» TASK DESCRIPTION:
Write out the material exactly, with the pictures left out.

begin MATERIAL FOR THE TASK

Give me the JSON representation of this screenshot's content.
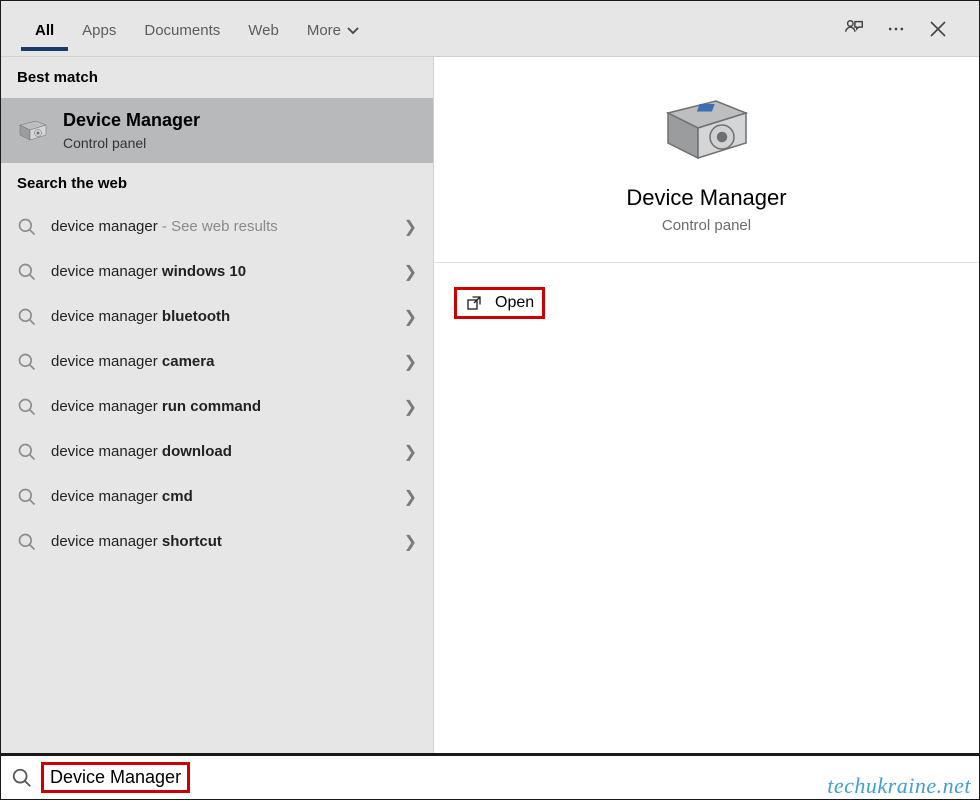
{
  "tabs": {
    "items": [
      "All",
      "Apps",
      "Documents",
      "Web",
      "More"
    ],
    "active_index": 0
  },
  "sections": {
    "best_match": "Best match",
    "search_web": "Search the web"
  },
  "best_match": {
    "title": "Device Manager",
    "subtitle": "Control panel"
  },
  "suggestions": [
    {
      "prefix": "device manager",
      "bold": "",
      "suffix": " - See web results"
    },
    {
      "prefix": "device manager",
      "bold": " windows 10",
      "suffix": ""
    },
    {
      "prefix": "device manager",
      "bold": " bluetooth",
      "suffix": ""
    },
    {
      "prefix": "device manager",
      "bold": " camera",
      "suffix": ""
    },
    {
      "prefix": "device manager",
      "bold": " run command",
      "suffix": ""
    },
    {
      "prefix": "device manager",
      "bold": " download",
      "suffix": ""
    },
    {
      "prefix": "device manager",
      "bold": " cmd",
      "suffix": ""
    },
    {
      "prefix": "device manager",
      "bold": " shortcut",
      "suffix": ""
    }
  ],
  "detail": {
    "title": "Device Manager",
    "subtitle": "Control panel",
    "open_label": "Open"
  },
  "search": {
    "query": "Device Manager"
  },
  "watermark": "techukraine.net"
}
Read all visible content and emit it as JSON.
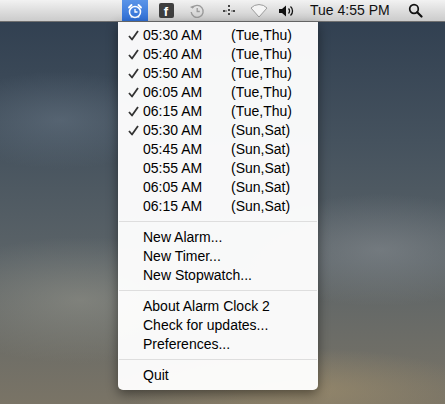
{
  "menu_bar": {
    "alarm_clock_selected": true,
    "facebook_letter": "f",
    "clock": "Tue 4:55 PM"
  },
  "menu": {
    "alarms": [
      {
        "time": "05:30 AM",
        "days": "(Tue,Thu)",
        "checked": true
      },
      {
        "time": "05:40 AM",
        "days": "(Tue,Thu)",
        "checked": true
      },
      {
        "time": "05:50 AM",
        "days": "(Tue,Thu)",
        "checked": true
      },
      {
        "time": "06:05 AM",
        "days": "(Tue,Thu)",
        "checked": true
      },
      {
        "time": "06:15 AM",
        "days": "(Tue,Thu)",
        "checked": true
      },
      {
        "time": "05:30 AM",
        "days": "(Sun,Sat)",
        "checked": true
      },
      {
        "time": "05:45 AM",
        "days": "(Sun,Sat)",
        "checked": false
      },
      {
        "time": "05:55 AM",
        "days": "(Sun,Sat)",
        "checked": false
      },
      {
        "time": "06:05 AM",
        "days": "(Sun,Sat)",
        "checked": false
      },
      {
        "time": "06:15 AM",
        "days": "(Sun,Sat)",
        "checked": false
      }
    ],
    "groups": [
      [
        "New Alarm...",
        "New Timer...",
        "New Stopwatch..."
      ],
      [
        "About Alarm Clock 2",
        "Check for updates...",
        "Preferences..."
      ],
      [
        "Quit"
      ]
    ]
  }
}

end MATERIAL FOR THE TASK

» ANSWER TO THIS TASK:
Give me the JSON representation of this screenshot's content.
{
  "tabs": {
    "items": [
      "All",
      "Apps",
      "Documents",
      "Web",
      "More"
    ],
    "active_index": 0
  },
  "sections": {
    "best_match": "Best match",
    "search_web": "Search the web"
  },
  "best_match": {
    "title": "Device Manager",
    "subtitle": "Control panel"
  },
  "suggestions": [
    {
      "prefix": "device manager",
      "bold": "",
      "suffix": " - See web results"
    },
    {
      "prefix": "device manager",
      "bold": " windows 10",
      "suffix": ""
    },
    {
      "prefix": "device manager",
      "bold": " bluetooth",
      "suffix": ""
    },
    {
      "prefix": "device manager",
      "bold": " camera",
      "suffix": ""
    },
    {
      "prefix": "device manager",
      "bold": " run command",
      "suffix": ""
    },
    {
      "prefix": "device manager",
      "bold": " download",
      "suffix": ""
    },
    {
      "prefix": "device manager",
      "bold": " cmd",
      "suffix": ""
    },
    {
      "prefix": "device manager",
      "bold": " shortcut",
      "suffix": ""
    }
  ],
  "detail": {
    "title": "Device Manager",
    "subtitle": "Control panel",
    "open_label": "Open"
  },
  "search": {
    "query": "Device Manager"
  },
  "watermark": "techukraine.net"
}
Read all visible content and emit it as JSON.
{
  "menu_bar": {
    "alarm_clock_selected": true,
    "facebook_letter": "f",
    "clock": "Tue 4:55 PM"
  },
  "menu": {
    "alarms": [
      {
        "time": "05:30 AM",
        "days": "(Tue,Thu)",
        "checked": true
      },
      {
        "time": "05:40 AM",
        "days": "(Tue,Thu)",
        "checked": true
      },
      {
        "time": "05:50 AM",
        "days": "(Tue,Thu)",
        "checked": true
      },
      {
        "time": "06:05 AM",
        "days": "(Tue,Thu)",
        "checked": true
      },
      {
        "time": "06:15 AM",
        "days": "(Tue,Thu)",
        "checked": true
      },
      {
        "time": "05:30 AM",
        "days": "(Sun,Sat)",
        "checked": true
      },
      {
        "time": "05:45 AM",
        "days": "(Sun,Sat)",
        "checked": false
      },
      {
        "time": "05:55 AM",
        "days": "(Sun,Sat)",
        "checked": false
      },
      {
        "time": "06:05 AM",
        "days": "(Sun,Sat)",
        "checked": false
      },
      {
        "time": "06:15 AM",
        "days": "(Sun,Sat)",
        "checked": false
      }
    ],
    "groups": [
      [
        "New Alarm...",
        "New Timer...",
        "New Stopwatch..."
      ],
      [
        "About Alarm Clock 2",
        "Check for updates...",
        "Preferences..."
      ],
      [
        "Quit"
      ]
    ]
  }
}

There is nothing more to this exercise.